**WHAT YOU SHOULD DO:** Look through the records that follow. Copy every line containing the word "مشاهده".

**MATERIAL PROVIDED:**
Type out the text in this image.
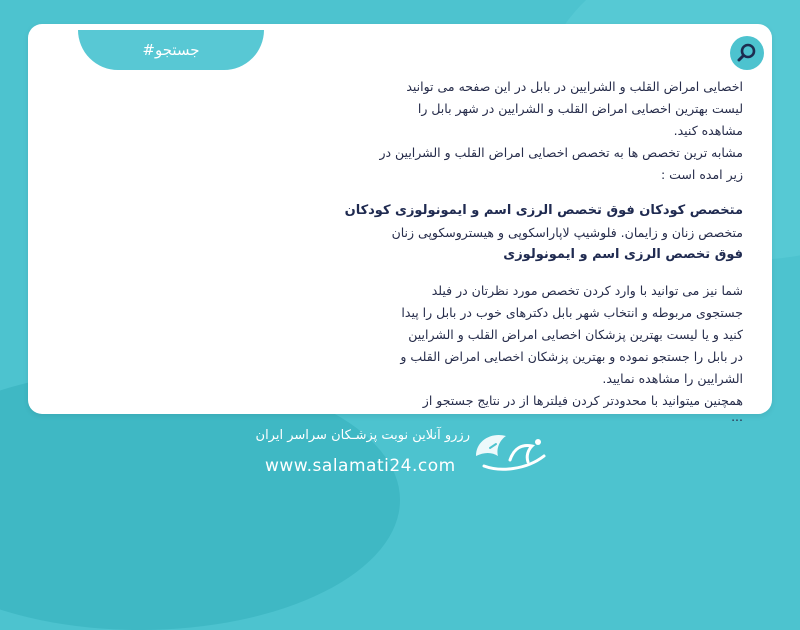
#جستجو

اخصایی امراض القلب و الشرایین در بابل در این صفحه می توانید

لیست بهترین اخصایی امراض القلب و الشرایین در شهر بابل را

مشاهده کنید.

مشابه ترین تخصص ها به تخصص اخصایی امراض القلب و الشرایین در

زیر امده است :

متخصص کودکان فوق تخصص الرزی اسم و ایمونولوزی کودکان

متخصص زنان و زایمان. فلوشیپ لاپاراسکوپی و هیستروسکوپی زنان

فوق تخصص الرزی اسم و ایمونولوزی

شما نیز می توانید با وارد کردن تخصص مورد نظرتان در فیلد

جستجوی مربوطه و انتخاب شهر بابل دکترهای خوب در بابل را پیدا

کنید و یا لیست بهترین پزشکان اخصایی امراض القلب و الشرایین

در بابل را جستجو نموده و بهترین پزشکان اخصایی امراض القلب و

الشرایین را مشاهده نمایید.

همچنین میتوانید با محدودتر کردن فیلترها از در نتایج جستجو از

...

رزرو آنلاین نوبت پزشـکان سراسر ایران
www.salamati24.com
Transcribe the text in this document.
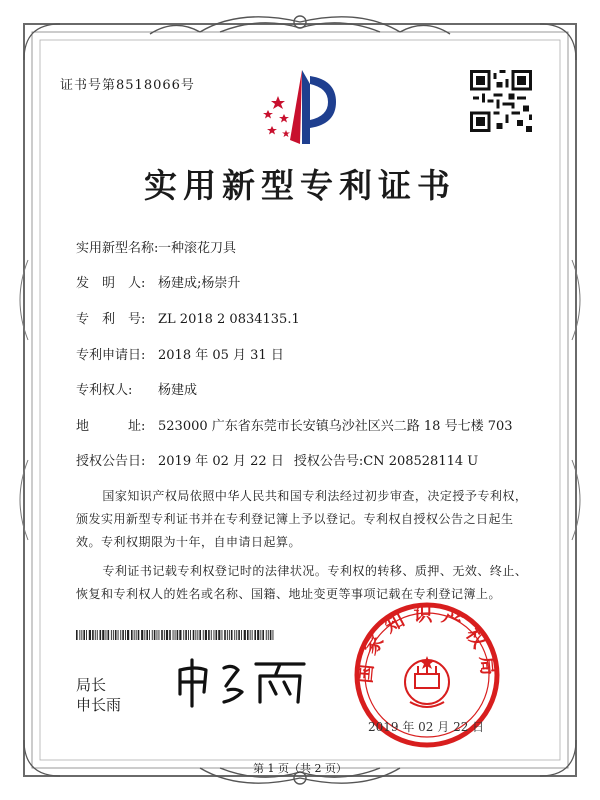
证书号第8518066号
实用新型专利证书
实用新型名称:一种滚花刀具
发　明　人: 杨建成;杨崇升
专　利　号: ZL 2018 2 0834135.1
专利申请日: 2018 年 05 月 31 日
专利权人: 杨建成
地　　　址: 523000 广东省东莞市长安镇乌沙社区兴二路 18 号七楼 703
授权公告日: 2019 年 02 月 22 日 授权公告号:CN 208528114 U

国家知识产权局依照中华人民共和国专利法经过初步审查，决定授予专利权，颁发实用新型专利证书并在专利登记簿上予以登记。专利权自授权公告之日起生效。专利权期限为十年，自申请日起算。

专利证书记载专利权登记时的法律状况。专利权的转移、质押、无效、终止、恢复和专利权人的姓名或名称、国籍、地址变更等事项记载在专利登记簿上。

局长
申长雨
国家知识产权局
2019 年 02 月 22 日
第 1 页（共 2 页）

---

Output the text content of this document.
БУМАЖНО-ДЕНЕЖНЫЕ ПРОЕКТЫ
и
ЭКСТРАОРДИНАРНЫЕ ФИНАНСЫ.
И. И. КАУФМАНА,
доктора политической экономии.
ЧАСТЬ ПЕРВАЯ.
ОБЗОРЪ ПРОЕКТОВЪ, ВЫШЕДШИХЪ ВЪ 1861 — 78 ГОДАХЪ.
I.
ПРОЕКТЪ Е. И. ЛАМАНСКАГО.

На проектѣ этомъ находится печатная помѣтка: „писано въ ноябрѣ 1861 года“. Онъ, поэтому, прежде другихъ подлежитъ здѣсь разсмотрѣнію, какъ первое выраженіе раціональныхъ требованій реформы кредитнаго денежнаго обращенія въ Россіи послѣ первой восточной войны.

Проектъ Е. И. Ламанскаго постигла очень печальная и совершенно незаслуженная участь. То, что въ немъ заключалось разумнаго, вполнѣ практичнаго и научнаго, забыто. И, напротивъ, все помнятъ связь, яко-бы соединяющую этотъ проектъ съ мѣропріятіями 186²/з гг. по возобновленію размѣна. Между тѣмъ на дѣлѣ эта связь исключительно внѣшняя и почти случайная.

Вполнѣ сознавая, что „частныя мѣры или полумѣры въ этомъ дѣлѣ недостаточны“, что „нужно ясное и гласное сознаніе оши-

**RESPONSE TO THE EXERCISE:**
مشاهده کنید.
الشرایین را مشاهده نمایید.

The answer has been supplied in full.